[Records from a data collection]
-------

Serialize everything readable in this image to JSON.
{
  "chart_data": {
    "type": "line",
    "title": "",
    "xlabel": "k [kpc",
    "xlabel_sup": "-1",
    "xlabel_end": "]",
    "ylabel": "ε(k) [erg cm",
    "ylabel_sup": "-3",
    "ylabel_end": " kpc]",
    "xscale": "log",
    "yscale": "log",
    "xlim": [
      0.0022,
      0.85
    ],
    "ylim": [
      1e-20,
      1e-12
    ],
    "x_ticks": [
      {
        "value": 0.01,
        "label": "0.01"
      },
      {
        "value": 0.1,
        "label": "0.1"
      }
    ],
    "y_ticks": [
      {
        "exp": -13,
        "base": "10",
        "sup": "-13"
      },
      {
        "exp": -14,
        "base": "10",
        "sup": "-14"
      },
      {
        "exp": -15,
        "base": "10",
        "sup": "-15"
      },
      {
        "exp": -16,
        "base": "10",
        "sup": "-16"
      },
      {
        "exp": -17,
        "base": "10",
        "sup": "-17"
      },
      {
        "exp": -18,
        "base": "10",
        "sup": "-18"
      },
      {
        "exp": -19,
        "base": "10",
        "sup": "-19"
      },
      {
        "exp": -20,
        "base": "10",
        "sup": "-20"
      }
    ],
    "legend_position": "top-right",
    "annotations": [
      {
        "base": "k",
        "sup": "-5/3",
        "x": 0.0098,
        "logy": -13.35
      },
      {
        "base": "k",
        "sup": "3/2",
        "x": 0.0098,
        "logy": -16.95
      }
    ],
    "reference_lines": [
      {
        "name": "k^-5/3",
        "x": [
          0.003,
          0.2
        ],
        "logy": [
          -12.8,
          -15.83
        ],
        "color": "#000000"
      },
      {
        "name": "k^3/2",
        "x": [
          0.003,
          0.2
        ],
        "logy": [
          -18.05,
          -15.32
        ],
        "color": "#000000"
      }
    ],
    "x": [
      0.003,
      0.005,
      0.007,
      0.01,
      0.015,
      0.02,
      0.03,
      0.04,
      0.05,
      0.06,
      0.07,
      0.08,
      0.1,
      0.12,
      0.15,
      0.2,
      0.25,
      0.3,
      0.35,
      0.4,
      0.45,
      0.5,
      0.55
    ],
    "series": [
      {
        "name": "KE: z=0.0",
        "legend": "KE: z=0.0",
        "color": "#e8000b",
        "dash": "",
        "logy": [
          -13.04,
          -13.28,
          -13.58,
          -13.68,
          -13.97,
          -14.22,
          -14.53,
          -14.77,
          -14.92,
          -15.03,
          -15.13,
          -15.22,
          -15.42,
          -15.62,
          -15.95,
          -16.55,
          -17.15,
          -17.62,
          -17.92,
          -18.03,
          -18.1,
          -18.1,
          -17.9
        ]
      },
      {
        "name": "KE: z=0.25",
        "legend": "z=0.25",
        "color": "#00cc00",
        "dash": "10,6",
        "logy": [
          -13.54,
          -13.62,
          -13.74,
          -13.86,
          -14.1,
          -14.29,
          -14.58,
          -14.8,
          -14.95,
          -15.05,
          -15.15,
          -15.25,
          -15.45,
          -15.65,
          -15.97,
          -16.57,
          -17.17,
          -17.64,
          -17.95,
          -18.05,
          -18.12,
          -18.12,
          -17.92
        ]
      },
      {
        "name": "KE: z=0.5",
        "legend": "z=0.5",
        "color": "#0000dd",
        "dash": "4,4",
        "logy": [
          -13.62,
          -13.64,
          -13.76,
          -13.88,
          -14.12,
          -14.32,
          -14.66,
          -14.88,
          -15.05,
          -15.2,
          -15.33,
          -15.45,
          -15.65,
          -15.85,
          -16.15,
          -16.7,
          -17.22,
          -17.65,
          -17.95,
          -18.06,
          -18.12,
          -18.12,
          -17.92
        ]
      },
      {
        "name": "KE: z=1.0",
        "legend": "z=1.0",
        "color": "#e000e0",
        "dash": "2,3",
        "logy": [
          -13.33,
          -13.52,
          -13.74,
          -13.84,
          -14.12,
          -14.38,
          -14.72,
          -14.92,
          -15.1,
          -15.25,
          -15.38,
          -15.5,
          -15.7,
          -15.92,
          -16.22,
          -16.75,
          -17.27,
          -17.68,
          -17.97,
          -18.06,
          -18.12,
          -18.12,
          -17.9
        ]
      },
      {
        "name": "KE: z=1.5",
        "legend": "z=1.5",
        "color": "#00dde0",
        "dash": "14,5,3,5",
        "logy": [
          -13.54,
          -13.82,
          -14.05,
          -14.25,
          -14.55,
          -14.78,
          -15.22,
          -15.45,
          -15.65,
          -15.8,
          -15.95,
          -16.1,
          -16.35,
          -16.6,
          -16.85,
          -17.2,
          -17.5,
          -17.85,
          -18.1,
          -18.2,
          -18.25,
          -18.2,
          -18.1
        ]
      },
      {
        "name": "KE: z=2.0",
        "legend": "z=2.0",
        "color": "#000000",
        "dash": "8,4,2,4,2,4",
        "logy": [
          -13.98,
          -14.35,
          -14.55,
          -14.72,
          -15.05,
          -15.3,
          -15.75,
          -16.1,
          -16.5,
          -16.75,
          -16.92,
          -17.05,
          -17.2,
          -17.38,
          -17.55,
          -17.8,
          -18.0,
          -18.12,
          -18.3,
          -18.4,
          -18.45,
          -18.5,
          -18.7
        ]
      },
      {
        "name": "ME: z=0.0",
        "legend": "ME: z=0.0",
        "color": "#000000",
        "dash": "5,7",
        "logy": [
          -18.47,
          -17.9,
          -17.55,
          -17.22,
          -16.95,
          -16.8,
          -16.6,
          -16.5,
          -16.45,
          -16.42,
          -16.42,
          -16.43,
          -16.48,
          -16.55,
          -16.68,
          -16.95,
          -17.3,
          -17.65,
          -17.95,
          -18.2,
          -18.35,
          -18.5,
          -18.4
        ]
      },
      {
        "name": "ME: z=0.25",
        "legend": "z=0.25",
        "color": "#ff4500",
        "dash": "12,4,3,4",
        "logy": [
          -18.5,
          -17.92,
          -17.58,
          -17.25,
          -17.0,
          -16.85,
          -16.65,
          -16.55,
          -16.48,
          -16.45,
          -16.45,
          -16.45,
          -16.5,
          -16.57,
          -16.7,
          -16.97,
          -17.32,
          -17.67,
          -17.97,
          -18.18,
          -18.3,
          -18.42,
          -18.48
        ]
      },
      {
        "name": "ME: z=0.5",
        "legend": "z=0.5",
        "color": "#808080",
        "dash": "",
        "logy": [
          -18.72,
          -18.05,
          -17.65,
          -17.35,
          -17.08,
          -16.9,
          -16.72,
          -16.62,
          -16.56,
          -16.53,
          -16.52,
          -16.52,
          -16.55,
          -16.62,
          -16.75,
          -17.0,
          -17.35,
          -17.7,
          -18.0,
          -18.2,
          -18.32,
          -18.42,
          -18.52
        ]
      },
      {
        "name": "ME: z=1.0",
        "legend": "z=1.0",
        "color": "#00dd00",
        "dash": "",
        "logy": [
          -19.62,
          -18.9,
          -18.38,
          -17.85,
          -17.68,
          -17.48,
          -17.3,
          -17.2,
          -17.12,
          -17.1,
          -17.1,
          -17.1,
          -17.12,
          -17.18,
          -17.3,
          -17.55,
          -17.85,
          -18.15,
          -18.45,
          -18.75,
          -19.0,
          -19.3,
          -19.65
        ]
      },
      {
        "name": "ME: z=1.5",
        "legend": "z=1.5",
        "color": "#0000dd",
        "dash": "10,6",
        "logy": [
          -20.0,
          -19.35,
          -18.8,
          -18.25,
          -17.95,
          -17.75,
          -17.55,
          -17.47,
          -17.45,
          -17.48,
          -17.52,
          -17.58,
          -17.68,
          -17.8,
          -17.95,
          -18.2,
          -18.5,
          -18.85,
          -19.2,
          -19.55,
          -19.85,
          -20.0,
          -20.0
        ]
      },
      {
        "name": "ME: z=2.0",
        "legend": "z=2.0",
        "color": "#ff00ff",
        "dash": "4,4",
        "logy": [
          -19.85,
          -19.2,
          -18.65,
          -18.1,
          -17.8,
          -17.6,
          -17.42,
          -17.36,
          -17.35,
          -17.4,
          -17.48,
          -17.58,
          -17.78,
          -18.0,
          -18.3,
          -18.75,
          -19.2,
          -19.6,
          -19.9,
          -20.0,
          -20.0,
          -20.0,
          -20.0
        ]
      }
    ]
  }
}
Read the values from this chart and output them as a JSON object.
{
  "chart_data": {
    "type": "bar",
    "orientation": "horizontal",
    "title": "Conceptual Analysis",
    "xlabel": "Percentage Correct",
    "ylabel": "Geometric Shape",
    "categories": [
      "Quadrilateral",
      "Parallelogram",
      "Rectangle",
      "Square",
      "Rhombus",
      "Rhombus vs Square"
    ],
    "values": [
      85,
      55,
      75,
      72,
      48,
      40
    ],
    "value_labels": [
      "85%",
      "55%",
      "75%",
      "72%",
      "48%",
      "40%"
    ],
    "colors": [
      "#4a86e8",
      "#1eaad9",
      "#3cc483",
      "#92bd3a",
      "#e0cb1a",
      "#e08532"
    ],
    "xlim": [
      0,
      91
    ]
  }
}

-------

TO DO = Show the lines of the data that hold the word "JSON".

SOLUTION TO THE PROBLEM =
Serialize everything readable in this image to JSON.
Read the values from this chart and output them as a JSON object.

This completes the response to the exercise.